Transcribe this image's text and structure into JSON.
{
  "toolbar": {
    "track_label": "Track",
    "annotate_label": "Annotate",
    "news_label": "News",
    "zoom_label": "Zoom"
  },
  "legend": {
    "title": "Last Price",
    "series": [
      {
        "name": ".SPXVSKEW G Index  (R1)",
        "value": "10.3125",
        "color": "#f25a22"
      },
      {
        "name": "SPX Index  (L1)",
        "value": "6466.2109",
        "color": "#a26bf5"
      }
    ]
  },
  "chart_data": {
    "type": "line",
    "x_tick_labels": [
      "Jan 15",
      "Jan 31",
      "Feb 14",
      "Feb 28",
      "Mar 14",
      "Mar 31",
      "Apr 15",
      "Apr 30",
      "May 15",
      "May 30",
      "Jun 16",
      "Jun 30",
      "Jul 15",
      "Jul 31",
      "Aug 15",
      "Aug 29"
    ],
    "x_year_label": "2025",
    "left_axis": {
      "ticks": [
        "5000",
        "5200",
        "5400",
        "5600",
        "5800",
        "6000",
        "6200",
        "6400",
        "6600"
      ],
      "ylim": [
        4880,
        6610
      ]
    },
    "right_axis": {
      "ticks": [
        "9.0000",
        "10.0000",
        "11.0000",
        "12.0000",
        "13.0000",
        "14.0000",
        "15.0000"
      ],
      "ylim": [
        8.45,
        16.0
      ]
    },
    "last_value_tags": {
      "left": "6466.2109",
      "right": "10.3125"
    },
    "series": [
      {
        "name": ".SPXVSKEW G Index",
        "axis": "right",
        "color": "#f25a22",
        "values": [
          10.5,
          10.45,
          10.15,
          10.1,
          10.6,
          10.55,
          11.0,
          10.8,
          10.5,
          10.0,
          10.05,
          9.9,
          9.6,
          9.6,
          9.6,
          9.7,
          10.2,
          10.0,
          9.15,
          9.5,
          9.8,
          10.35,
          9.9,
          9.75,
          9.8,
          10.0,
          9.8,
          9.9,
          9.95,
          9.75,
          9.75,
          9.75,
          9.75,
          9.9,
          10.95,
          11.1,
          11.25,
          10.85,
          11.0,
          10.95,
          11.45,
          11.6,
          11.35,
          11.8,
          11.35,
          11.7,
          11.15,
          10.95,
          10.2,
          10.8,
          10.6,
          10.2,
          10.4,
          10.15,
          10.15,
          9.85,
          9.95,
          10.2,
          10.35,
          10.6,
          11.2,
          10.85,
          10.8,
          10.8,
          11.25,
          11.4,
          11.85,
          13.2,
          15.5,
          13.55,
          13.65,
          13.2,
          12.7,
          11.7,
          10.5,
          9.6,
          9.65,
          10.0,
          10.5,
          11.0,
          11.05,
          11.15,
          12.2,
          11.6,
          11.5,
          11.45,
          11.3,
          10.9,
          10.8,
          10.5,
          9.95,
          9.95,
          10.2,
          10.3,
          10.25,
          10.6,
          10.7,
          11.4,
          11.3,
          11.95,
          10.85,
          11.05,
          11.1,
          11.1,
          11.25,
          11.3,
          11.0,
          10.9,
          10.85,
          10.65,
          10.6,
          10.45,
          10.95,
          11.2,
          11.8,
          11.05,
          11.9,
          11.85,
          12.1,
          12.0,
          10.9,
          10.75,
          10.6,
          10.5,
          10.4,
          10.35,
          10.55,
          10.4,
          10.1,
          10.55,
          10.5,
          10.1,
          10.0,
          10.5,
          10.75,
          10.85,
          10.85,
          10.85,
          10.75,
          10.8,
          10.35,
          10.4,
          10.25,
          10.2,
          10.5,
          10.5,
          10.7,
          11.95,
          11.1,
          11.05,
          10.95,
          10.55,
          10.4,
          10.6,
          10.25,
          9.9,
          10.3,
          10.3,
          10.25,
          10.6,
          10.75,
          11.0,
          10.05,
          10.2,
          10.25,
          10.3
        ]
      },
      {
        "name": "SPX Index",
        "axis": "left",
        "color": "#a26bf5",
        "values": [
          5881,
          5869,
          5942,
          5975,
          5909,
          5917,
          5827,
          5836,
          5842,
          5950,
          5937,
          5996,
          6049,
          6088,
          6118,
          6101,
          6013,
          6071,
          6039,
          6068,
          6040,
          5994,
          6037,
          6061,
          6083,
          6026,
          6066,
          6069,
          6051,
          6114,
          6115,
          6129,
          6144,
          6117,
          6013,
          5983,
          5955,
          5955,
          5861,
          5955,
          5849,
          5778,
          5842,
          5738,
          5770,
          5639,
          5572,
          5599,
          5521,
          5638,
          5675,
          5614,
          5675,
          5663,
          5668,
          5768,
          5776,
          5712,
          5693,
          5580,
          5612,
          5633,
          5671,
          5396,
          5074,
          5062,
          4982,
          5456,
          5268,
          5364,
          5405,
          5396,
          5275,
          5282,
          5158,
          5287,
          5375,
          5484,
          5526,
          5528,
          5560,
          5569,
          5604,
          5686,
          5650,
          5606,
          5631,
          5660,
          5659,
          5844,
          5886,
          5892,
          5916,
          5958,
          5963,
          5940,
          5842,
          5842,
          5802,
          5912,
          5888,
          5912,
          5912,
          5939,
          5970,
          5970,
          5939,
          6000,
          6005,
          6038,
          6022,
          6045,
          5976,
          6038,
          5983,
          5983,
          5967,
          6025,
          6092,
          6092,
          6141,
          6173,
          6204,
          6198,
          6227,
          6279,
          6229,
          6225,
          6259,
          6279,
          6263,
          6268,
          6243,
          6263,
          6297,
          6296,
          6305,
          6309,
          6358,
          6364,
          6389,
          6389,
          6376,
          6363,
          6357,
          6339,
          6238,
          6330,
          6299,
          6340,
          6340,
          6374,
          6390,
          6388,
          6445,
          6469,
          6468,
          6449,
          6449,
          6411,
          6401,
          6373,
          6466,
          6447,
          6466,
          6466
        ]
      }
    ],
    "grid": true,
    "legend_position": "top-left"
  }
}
------------------------
* [AIM OF THE TASK]:
Make an exact copy of all the data.

* [RESPONSE TO THIS TASK]:
Transcribe this image's text and structure into JSON.
{
  "toolbar": {
    "track_label": "Track",
    "annotate_label": "Annotate",
    "news_label": "News",
    "zoom_label": "Zoom"
  },
  "legend": {
    "title": "Last Price",
    "series": [
      {
        "name": ".SPXVSKEW G Index  (R1)",
        "value": "10.3125",
        "color": "#f25a22"
      },
      {
        "name": "SPX Index  (L1)",
        "value": "6466.2109",
        "color": "#a26bf5"
      }
    ]
  },
  "chart_data": {
    "type": "line",
    "x_tick_labels": [
      "Jan 15",
      "Jan 31",
      "Feb 14",
      "Feb 28",
      "Mar 14",
      "Mar 31",
      "Apr 15",
      "Apr 30",
      "May 15",
      "May 30",
      "Jun 16",
      "Jun 30",
      "Jul 15",
      "Jul 31",
      "Aug 15",
      "Aug 29"
    ],
    "x_year_label": "2025",
    "left_axis": {
      "ticks": [
        "5000",
        "5200",
        "5400",
        "5600",
        "5800",
        "6000",
        "6200",
        "6400",
        "6600"
      ],
      "ylim": [
        4880,
        6610
      ]
    },
    "right_axis": {
      "ticks": [
        "9.0000",
        "10.0000",
        "11.0000",
        "12.0000",
        "13.0000",
        "14.0000",
        "15.0000"
      ],
      "ylim": [
        8.45,
        16.0
      ]
    },
    "last_value_tags": {
      "left": "6466.2109",
      "right": "10.3125"
    },
    "series": [
      {
        "name": ".SPXVSKEW G Index",
        "axis": "right",
        "color": "#f25a22",
        "values": [
          10.5,
          10.45,
          10.15,
          10.1,
          10.6,
          10.55,
          11.0,
          10.8,
          10.5,
          10.0,
          10.05,
          9.9,
          9.6,
          9.6,
          9.6,
          9.7,
          10.2,
          10.0,
          9.15,
          9.5,
          9.8,
          10.35,
          9.9,
          9.75,
          9.8,
          10.0,
          9.8,
          9.9,
          9.95,
          9.75,
          9.75,
          9.75,
          9.75,
          9.9,
          10.95,
          11.1,
          11.25,
          10.85,
          11.0,
          10.95,
          11.45,
          11.6,
          11.35,
          11.8,
          11.35,
          11.7,
          11.15,
          10.95,
          10.2,
          10.8,
          10.6,
          10.2,
          10.4,
          10.15,
          10.15,
          9.85,
          9.95,
          10.2,
          10.35,
          10.6,
          11.2,
          10.85,
          10.8,
          10.8,
          11.25,
          11.4,
          11.85,
          13.2,
          15.5,
          13.55,
          13.65,
          13.2,
          12.7,
          11.7,
          10.5,
          9.6,
          9.65,
          10.0,
          10.5,
          11.0,
          11.05,
          11.15,
          12.2,
          11.6,
          11.5,
          11.45,
          11.3,
          10.9,
          10.8,
          10.5,
          9.95,
          9.95,
          10.2,
          10.3,
          10.25,
          10.6,
          10.7,
          11.4,
          11.3,
          11.95,
          10.85,
          11.05,
          11.1,
          11.1,
          11.25,
          11.3,
          11.0,
          10.9,
          10.85,
          10.65,
          10.6,
          10.45,
          10.95,
          11.2,
          11.8,
          11.05,
          11.9,
          11.85,
          12.1,
          12.0,
          10.9,
          10.75,
          10.6,
          10.5,
          10.4,
          10.35,
          10.55,
          10.4,
          10.1,
          10.55,
          10.5,
          10.1,
          10.0,
          10.5,
          10.75,
          10.85,
          10.85,
          10.85,
          10.75,
          10.8,
          10.35,
          10.4,
          10.25,
          10.2,
          10.5,
          10.5,
          10.7,
          11.95,
          11.1,
          11.05,
          10.95,
          10.55,
          10.4,
          10.6,
          10.25,
          9.9,
          10.3,
          10.3,
          10.25,
          10.6,
          10.75,
          11.0,
          10.05,
          10.2,
          10.25,
          10.3
        ]
      },
      {
        "name": "SPX Index",
        "axis": "left",
        "color": "#a26bf5",
        "values": [
          5881,
          5869,
          5942,
          5975,
          5909,
          5917,
          5827,
          5836,
          5842,
          5950,
          5937,
          5996,
          6049,
          6088,
          6118,
          6101,
          6013,
          6071,
          6039,
          6068,
          6040,
          5994,
          6037,
          6061,
          6083,
          6026,
          6066,
          6069,
          6051,
          6114,
          6115,
          6129,
          6144,
          6117,
          6013,
          5983,
          5955,
          5955,
          5861,
          5955,
          5849,
          5778,
          5842,
          5738,
          5770,
          5639,
          5572,
          5599,
          5521,
          5638,
          5675,
          5614,
          5675,
          5663,
          5668,
          5768,
          5776,
          5712,
          5693,
          5580,
          5612,
          5633,
          5671,
          5396,
          5074,
          5062,
          4982,
          5456,
          5268,
          5364,
          5405,
          5396,
          5275,
          5282,
          5158,
          5287,
          5375,
          5484,
          5526,
          5528,
          5560,
          5569,
          5604,
          5686,
          5650,
          5606,
          5631,
          5660,
          5659,
          5844,
          5886,
          5892,
          5916,
          5958,
          5963,
          5940,
          5842,
          5842,
          5802,
          5912,
          5888,
          5912,
          5912,
          5939,
          5970,
          5970,
          5939,
          6000,
          6005,
          6038,
          6022,
          6045,
          5976,
          6038,
          5983,
          5983,
          5967,
          6025,
          6092,
          6092,
          6141,
          6173,
          6204,
          6198,
          6227,
          6279,
          6229,
          6225,
          6259,
          6279,
          6263,
          6268,
          6243,
          6263,
          6297,
          6296,
          6305,
          6309,
          6358,
          6364,
          6389,
          6389,
          6376,
          6363,
          6357,
          6339,
          6238,
          6330,
          6299,
          6340,
          6340,
          6374,
          6390,
          6388,
          6445,
          6469,
          6468,
          6449,
          6449,
          6411,
          6401,
          6373,
          6466,
          6447,
          6466,
          6466
        ]
      }
    ],
    "grid": true,
    "legend_position": "top-left"
  }
}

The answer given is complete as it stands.